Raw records
═══

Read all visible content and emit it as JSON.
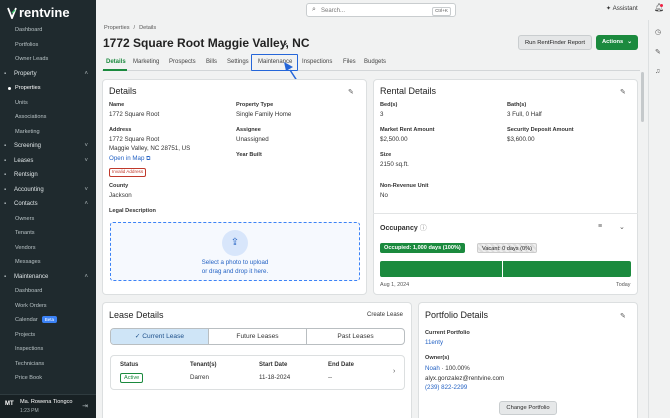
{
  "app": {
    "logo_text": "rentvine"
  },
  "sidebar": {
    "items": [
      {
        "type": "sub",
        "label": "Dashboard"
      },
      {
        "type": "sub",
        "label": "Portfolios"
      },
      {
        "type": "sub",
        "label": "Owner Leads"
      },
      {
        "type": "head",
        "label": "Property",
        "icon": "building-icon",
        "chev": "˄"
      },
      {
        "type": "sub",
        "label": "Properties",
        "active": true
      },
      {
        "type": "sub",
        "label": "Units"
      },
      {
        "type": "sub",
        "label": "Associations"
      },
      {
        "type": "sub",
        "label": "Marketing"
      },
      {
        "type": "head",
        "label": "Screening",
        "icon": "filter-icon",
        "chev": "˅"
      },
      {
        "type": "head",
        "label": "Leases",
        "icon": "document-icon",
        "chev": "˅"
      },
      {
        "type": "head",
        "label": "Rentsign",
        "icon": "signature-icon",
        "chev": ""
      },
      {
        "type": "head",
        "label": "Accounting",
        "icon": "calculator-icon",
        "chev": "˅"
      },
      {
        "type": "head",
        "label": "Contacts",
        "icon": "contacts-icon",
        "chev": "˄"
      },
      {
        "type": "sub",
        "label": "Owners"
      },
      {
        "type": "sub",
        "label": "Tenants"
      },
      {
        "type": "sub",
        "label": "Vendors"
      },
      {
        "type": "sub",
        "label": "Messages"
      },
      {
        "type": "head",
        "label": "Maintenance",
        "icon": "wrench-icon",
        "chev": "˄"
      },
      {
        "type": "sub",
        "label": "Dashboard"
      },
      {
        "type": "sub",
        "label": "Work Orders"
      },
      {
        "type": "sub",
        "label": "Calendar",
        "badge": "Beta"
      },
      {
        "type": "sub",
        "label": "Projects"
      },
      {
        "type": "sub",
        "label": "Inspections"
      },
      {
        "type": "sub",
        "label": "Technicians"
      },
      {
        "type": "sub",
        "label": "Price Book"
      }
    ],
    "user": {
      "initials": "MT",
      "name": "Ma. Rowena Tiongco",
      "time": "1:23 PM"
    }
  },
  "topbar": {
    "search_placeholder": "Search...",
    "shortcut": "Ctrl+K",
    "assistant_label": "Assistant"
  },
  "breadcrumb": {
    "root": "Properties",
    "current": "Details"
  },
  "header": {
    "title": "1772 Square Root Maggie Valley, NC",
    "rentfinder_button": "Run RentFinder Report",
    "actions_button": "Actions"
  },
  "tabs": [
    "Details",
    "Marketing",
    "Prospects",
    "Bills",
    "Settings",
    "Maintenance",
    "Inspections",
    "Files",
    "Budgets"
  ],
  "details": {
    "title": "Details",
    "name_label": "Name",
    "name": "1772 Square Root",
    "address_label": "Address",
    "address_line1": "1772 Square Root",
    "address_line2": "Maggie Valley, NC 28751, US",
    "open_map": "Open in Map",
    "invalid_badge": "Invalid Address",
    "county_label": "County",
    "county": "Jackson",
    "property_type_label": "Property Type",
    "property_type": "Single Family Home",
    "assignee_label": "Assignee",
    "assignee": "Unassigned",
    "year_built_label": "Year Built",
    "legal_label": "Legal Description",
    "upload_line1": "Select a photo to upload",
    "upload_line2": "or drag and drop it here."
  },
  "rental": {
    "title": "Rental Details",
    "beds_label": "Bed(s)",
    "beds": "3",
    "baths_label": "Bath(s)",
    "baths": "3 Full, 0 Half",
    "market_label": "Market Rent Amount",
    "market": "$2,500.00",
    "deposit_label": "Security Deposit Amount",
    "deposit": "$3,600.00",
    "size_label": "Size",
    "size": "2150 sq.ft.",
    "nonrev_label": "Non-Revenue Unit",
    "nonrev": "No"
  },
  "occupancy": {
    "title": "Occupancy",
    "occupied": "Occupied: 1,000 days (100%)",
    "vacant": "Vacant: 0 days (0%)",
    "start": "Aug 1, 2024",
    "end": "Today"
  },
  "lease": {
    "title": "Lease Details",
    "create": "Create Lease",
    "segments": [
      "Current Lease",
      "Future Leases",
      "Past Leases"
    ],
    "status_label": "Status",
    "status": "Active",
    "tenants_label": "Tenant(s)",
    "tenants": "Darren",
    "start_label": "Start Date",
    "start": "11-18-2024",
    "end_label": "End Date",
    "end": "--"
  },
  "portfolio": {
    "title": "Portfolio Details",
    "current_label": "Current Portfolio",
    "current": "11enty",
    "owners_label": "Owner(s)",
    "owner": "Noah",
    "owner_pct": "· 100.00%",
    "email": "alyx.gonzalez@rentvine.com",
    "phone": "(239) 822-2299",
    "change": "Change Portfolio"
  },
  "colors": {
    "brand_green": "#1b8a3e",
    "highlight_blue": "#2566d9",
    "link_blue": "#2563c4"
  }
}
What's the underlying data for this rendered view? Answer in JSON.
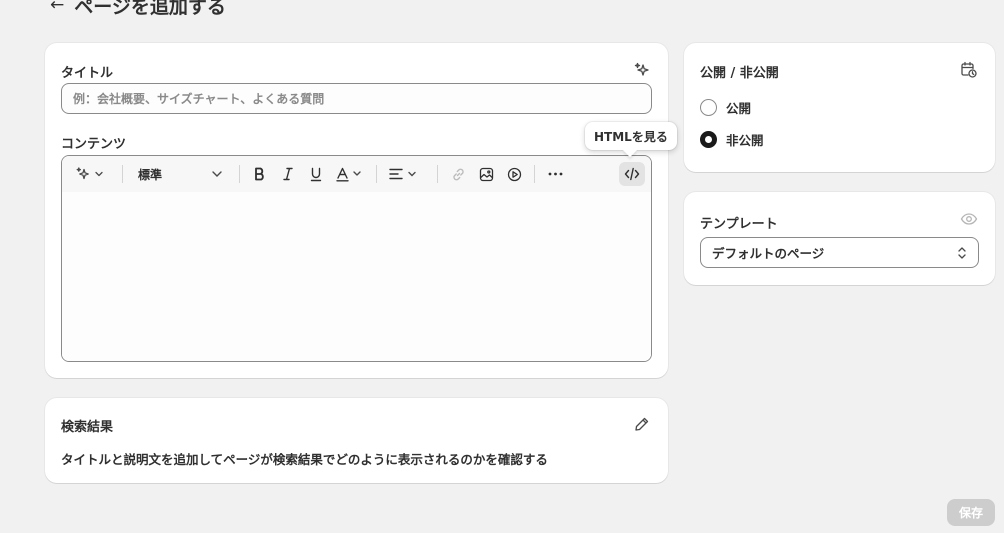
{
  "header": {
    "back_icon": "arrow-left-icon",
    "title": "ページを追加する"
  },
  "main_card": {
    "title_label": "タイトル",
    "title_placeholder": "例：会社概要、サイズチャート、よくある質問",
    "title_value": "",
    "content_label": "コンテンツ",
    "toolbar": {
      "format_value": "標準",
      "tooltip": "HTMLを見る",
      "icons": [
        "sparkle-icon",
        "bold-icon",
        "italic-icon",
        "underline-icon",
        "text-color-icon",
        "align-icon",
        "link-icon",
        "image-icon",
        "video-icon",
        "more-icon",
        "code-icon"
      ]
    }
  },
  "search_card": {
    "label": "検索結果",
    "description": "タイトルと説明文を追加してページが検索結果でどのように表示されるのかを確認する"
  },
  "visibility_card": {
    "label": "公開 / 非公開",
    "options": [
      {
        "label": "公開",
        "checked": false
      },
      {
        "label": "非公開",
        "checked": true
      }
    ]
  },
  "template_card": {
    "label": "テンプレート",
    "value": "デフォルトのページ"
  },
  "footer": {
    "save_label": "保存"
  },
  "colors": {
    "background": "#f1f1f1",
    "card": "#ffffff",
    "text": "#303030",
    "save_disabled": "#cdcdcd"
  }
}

═══

- Problem details -
Filter the records above for "Square" and copy every matching line.

- Task response -
    "title": "1772 Square Root Maggie Valley, NC",
    "name": "1772 Square Root",
    "address_line1": "1772 Square Root",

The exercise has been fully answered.